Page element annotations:
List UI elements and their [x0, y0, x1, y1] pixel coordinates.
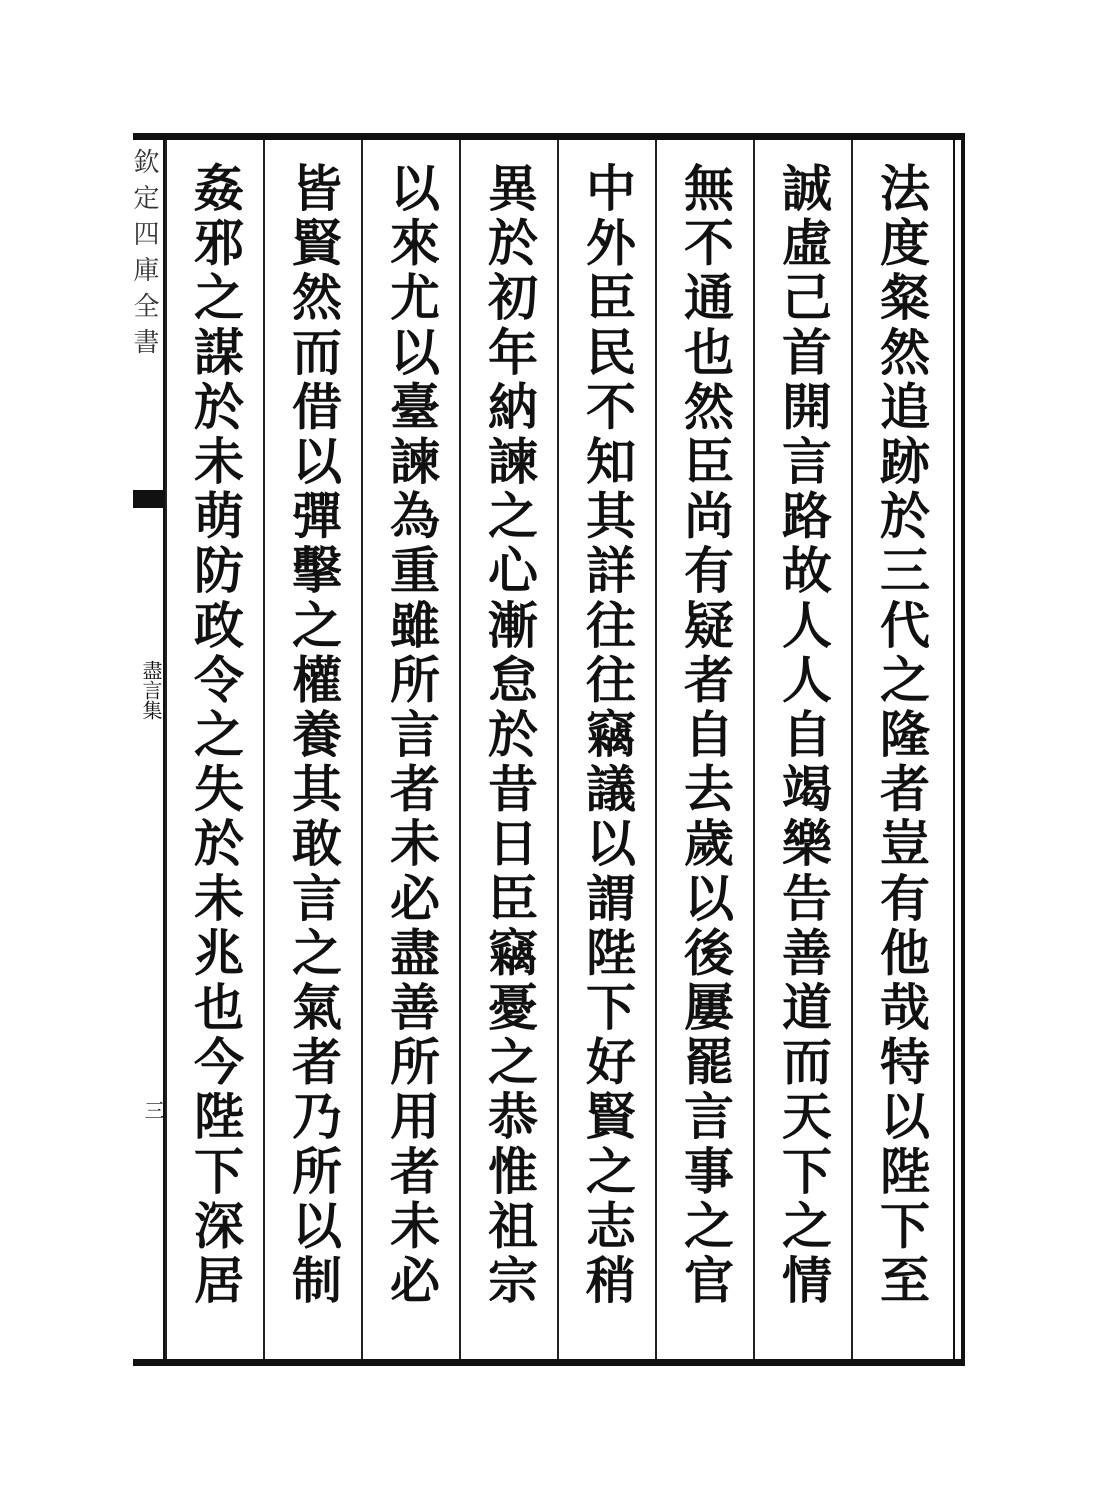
text-column: [459, 140, 557, 1359]
page-frame: [129, 133, 965, 1366]
text-column: [655, 140, 753, 1359]
right-border: [961, 140, 965, 1359]
text-columns: [165, 140, 949, 1359]
text-column: [165, 140, 263, 1359]
text-column: [851, 140, 949, 1359]
page-margin: [129, 140, 165, 1359]
column-text: 無不通也然臣尚有疑者自去歲以後屢罷言事之官: [676, 162, 735, 1309]
book-title: 盡言集: [139, 660, 163, 720]
column-text: 以來尤以臺諫為重雖所言者未必盡善所用者未必: [382, 162, 441, 1309]
column-text: 姦邪之謀於未萌防政令之失於未兆也今陛下深居: [186, 162, 245, 1309]
fish-tail-mark: [133, 490, 163, 508]
column-text: 異於初年納諫之心漸怠於昔日臣竊憂之恭惟祖宗: [480, 162, 539, 1309]
column-text: 中外臣民不知其詳往往竊議以謂陛下好賢之志稍: [578, 162, 637, 1309]
text-column: [753, 140, 851, 1359]
page-number: 三: [141, 1100, 165, 1120]
column-text: 法度粲然追跡於三代之隆者豈有他哉特以陛下至: [872, 162, 931, 1309]
text-column: [361, 140, 459, 1359]
collection-title: 欽定四庫全書: [129, 148, 159, 364]
column-text: 誠虛己首開言路故人人自竭樂告善道而天下之情: [774, 162, 833, 1309]
right-inner-border: [953, 140, 955, 1359]
text-column: [557, 140, 655, 1359]
column-text: 皆賢然而借以彈擊之權養其敢言之氣者乃所以制: [284, 162, 343, 1309]
text-column: [263, 140, 361, 1359]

SET PROBLEM - Copy out the entries verbatim, from the line containing "text-column: [459, 140, 557, 1359]" through the line containing "text-column: [557, 140, 655, 1359]", including both of those lines.

WORKED SOLUTION -
text-column: [459, 140, 557, 1359]
page-frame: [129, 133, 965, 1366]
text-column: [655, 140, 753, 1359]
right-border: [961, 140, 965, 1359]
text-columns: [165, 140, 949, 1359]
text-column: [165, 140, 263, 1359]
text-column: [851, 140, 949, 1359]
page-margin: [129, 140, 165, 1359]
column-text: 無不通也然臣尚有疑者自去歲以後屢罷言事之官: [676, 162, 735, 1309]
book-title: 盡言集: [139, 660, 163, 720]
column-text: 以來尤以臺諫為重雖所言者未必盡善所用者未必: [382, 162, 441, 1309]
column-text: 姦邪之謀於未萌防政令之失於未兆也今陛下深居: [186, 162, 245, 1309]
fish-tail-mark: [133, 490, 163, 508]
column-text: 異於初年納諫之心漸怠於昔日臣竊憂之恭惟祖宗: [480, 162, 539, 1309]
column-text: 中外臣民不知其詳往往竊議以謂陛下好賢之志稍: [578, 162, 637, 1309]
text-column: [753, 140, 851, 1359]
page-number: 三: [141, 1100, 165, 1120]
column-text: 法度粲然追跡於三代之隆者豈有他哉特以陛下至: [872, 162, 931, 1309]
text-column: [361, 140, 459, 1359]
collection-title: 欽定四庫全書: [129, 148, 159, 364]
column-text: 誠虛己首開言路故人人自竭樂告善道而天下之情: [774, 162, 833, 1309]
right-inner-border: [953, 140, 955, 1359]
text-column: [557, 140, 655, 1359]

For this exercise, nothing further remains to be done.